== Problem to solve ==
Copy the data word for word, keeping every line.

== Record list ==
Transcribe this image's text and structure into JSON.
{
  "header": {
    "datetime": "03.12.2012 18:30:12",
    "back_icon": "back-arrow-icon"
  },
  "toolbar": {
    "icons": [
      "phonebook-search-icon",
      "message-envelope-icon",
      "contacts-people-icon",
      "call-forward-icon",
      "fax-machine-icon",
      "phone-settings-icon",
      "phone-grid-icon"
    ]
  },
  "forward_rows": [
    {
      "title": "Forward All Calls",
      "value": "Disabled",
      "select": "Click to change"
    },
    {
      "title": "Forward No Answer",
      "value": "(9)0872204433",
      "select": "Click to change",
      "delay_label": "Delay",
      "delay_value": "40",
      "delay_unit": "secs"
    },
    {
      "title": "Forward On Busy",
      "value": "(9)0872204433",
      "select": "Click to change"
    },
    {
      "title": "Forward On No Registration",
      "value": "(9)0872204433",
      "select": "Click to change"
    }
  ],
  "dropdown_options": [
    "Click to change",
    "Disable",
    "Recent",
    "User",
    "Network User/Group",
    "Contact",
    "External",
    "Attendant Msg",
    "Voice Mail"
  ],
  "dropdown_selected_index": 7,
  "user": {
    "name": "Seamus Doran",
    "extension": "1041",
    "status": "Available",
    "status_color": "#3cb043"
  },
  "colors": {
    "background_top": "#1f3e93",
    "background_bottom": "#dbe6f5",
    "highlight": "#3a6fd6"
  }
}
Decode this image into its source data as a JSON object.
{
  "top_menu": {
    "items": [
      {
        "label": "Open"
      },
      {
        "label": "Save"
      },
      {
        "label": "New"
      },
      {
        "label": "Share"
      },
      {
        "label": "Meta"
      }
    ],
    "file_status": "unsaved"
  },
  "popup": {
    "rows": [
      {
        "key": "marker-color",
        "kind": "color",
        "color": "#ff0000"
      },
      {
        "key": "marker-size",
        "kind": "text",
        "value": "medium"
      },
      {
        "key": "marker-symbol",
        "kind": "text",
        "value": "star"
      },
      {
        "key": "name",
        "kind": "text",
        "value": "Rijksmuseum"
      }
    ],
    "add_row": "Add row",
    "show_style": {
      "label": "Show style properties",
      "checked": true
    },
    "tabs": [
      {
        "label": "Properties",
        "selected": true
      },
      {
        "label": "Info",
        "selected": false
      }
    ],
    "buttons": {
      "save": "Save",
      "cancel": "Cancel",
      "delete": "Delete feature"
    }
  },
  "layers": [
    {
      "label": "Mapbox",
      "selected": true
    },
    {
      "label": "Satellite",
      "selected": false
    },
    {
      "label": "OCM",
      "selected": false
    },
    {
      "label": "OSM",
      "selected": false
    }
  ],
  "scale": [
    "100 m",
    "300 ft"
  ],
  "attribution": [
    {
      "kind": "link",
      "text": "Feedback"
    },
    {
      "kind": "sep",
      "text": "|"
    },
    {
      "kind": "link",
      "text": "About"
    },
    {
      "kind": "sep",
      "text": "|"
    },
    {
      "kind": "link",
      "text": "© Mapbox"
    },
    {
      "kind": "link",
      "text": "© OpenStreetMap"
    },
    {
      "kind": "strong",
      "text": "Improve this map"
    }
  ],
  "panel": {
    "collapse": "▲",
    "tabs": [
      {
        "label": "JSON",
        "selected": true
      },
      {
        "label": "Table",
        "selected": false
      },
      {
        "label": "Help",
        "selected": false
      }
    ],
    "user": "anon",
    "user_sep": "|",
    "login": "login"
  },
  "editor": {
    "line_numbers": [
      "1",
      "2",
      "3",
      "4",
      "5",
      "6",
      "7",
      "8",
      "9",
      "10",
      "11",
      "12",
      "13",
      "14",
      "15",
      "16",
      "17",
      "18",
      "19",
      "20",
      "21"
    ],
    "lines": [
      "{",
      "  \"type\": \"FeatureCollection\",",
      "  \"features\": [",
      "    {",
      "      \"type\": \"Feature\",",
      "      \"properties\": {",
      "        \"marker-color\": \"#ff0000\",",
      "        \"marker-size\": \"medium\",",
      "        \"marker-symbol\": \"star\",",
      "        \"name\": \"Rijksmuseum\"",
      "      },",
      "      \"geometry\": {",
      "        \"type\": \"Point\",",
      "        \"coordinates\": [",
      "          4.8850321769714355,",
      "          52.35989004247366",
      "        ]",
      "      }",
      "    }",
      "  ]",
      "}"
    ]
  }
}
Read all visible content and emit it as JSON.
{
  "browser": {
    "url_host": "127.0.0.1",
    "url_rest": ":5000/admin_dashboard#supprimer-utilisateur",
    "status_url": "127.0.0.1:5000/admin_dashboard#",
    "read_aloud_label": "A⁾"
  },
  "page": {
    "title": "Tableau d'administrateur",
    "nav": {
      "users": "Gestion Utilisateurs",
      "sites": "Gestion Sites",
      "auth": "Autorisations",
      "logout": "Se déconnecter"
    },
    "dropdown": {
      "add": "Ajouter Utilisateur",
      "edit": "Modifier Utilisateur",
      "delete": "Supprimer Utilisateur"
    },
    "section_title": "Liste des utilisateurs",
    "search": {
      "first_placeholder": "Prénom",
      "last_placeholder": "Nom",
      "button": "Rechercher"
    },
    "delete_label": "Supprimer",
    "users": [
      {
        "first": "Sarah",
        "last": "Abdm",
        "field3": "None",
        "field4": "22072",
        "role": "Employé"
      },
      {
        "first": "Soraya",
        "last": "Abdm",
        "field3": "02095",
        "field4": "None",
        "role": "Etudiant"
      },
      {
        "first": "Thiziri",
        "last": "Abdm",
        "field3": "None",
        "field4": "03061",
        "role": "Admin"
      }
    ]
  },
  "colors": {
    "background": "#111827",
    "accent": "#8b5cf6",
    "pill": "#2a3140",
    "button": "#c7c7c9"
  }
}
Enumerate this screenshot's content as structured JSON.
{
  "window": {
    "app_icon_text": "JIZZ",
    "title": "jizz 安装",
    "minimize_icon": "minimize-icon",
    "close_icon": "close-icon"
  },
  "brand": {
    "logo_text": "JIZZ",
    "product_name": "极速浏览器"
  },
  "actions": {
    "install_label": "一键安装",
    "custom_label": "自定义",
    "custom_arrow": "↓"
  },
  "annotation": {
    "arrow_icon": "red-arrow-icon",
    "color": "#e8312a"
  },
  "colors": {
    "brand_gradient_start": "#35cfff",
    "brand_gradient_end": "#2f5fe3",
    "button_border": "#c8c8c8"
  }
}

== Written answer ==
Transcribe this image's text and structure into JSON.
{
  "header": {
    "datetime": "03.12.2012 18:30:12",
    "back_icon": "back-arrow-icon"
  },
  "toolbar": {
    "icons": [
      "phonebook-search-icon",
      "message-envelope-icon",
      "contacts-people-icon",
      "call-forward-icon",
      "fax-machine-icon",
      "phone-settings-icon",
      "phone-grid-icon"
    ]
  },
  "forward_rows": [
    {
      "title": "Forward All Calls",
      "value": "Disabled",
      "select": "Click to change"
    },
    {
      "title": "Forward No Answer",
      "value": "(9)0872204433",
      "select": "Click to change",
      "delay_label": "Delay",
      "delay_value": "40",
      "delay_unit": "secs"
    },
    {
      "title": "Forward On Busy",
      "value": "(9)0872204433",
      "select": "Click to change"
    },
    {
      "title": "Forward On No Registration",
      "value": "(9)0872204433",
      "select": "Click to change"
    }
  ],
  "dropdown_options": [
    "Click to change",
    "Disable",
    "Recent",
    "User",
    "Network User/Group",
    "Contact",
    "External",
    "Attendant Msg",
    "Voice Mail"
  ],
  "dropdown_selected_index": 7,
  "user": {
    "name": "Seamus Doran",
    "extension": "1041",
    "status": "Available",
    "status_color": "#3cb043"
  },
  "colors": {
    "background_top": "#1f3e93",
    "background_bottom": "#dbe6f5",
    "highlight": "#3a6fd6"
  }
}
Decode this image into its source data as a JSON object.
{
  "top_menu": {
    "items": [
      {
        "label": "Open"
      },
      {
        "label": "Save"
      },
      {
        "label": "New"
      },
      {
        "label": "Share"
      },
      {
        "label": "Meta"
      }
    ],
    "file_status": "unsaved"
  },
  "popup": {
    "rows": [
      {
        "key": "marker-color",
        "kind": "color",
        "color": "#ff0000"
      },
      {
        "key": "marker-size",
        "kind": "text",
        "value": "medium"
      },
      {
        "key": "marker-symbol",
        "kind": "text",
        "value": "star"
      },
      {
        "key": "name",
        "kind": "text",
        "value": "Rijksmuseum"
      }
    ],
    "add_row": "Add row",
    "show_style": {
      "label": "Show style properties",
      "checked": true
    },
    "tabs": [
      {
        "label": "Properties",
        "selected": true
      },
      {
        "label": "Info",
        "selected": false
      }
    ],
    "buttons": {
      "save": "Save",
      "cancel": "Cancel",
      "delete": "Delete feature"
    }
  },
  "layers": [
    {
      "label": "Mapbox",
      "selected": true
    },
    {
      "label": "Satellite",
      "selected": false
    },
    {
      "label": "OCM",
      "selected": false
    },
    {
      "label": "OSM",
      "selected": false
    }
  ],
  "scale": [
    "100 m",
    "300 ft"
  ],
  "attribution": [
    {
      "kind": "link",
      "text": "Feedback"
    },
    {
      "kind": "sep",
      "text": "|"
    },
    {
      "kind": "link",
      "text": "About"
    },
    {
      "kind": "sep",
      "text": "|"
    },
    {
      "kind": "link",
      "text": "© Mapbox"
    },
    {
      "kind": "link",
      "text": "© OpenStreetMap"
    },
    {
      "kind": "strong",
      "text": "Improve this map"
    }
  ],
  "panel": {
    "collapse": "▲",
    "tabs": [
      {
        "label": "JSON",
        "selected": true
      },
      {
        "label": "Table",
        "selected": false
      },
      {
        "label": "Help",
        "selected": false
      }
    ],
    "user": "anon",
    "user_sep": "|",
    "login": "login"
  },
  "editor": {
    "line_numbers": [
      "1",
      "2",
      "3",
      "4",
      "5",
      "6",
      "7",
      "8",
      "9",
      "10",
      "11",
      "12",
      "13",
      "14",
      "15",
      "16",
      "17",
      "18",
      "19",
      "20",
      "21"
    ],
    "lines": [
      "{",
      "  \"type\": \"FeatureCollection\",",
      "  \"features\": [",
      "    {",
      "      \"type\": \"Feature\",",
      "      \"properties\": {",
      "        \"marker-color\": \"#ff0000\",",
      "        \"marker-size\": \"medium\",",
      "        \"marker-symbol\": \"star\",",
      "        \"name\": \"Rijksmuseum\"",
      "      },",
      "      \"geometry\": {",
      "        \"type\": \"Point\",",
      "        \"coordinates\": [",
      "          4.8850321769714355,",
      "          52.35989004247366",
      "        ]",
      "      }",
      "    }",
      "  ]",
      "}"
    ]
  }
}
Read all visible content and emit it as JSON.
{
  "browser": {
    "url_host": "127.0.0.1",
    "url_rest": ":5000/admin_dashboard#supprimer-utilisateur",
    "status_url": "127.0.0.1:5000/admin_dashboard#",
    "read_aloud_label": "A⁾"
  },
  "page": {
    "title": "Tableau d'administrateur",
    "nav": {
      "users": "Gestion Utilisateurs",
      "sites": "Gestion Sites",
      "auth": "Autorisations",
      "logout": "Se déconnecter"
    },
    "dropdown": {
      "add": "Ajouter Utilisateur",
      "edit": "Modifier Utilisateur",
      "delete": "Supprimer Utilisateur"
    },
    "section_title": "Liste des utilisateurs",
    "search": {
      "first_placeholder": "Prénom",
      "last_placeholder": "Nom",
      "button": "Rechercher"
    },
    "delete_label": "Supprimer",
    "users": [
      {
        "first": "Sarah",
        "last": "Abdm",
        "field3": "None",
        "field4": "22072",
        "role": "Employé"
      },
      {
        "first": "Soraya",
        "last": "Abdm",
        "field3": "02095",
        "field4": "None",
        "role": "Etudiant"
      },
      {
        "first": "Thiziri",
        "last": "Abdm",
        "field3": "None",
        "field4": "03061",
        "role": "Admin"
      }
    ]
  },
  "colors": {
    "background": "#111827",
    "accent": "#8b5cf6",
    "pill": "#2a3140",
    "button": "#c7c7c9"
  }
}
Enumerate this screenshot's content as structured JSON.
{
  "window": {
    "app_icon_text": "JIZZ",
    "title": "jizz 安装",
    "minimize_icon": "minimize-icon",
    "close_icon": "close-icon"
  },
  "brand": {
    "logo_text": "JIZZ",
    "product_name": "极速浏览器"
  },
  "actions": {
    "install_label": "一键安装",
    "custom_label": "自定义",
    "custom_arrow": "↓"
  },
  "annotation": {
    "arrow_icon": "red-arrow-icon",
    "color": "#e8312a"
  },
  "colors": {
    "brand_gradient_start": "#35cfff",
    "brand_gradient_end": "#2f5fe3",
    "button_border": "#c8c8c8"
  }
}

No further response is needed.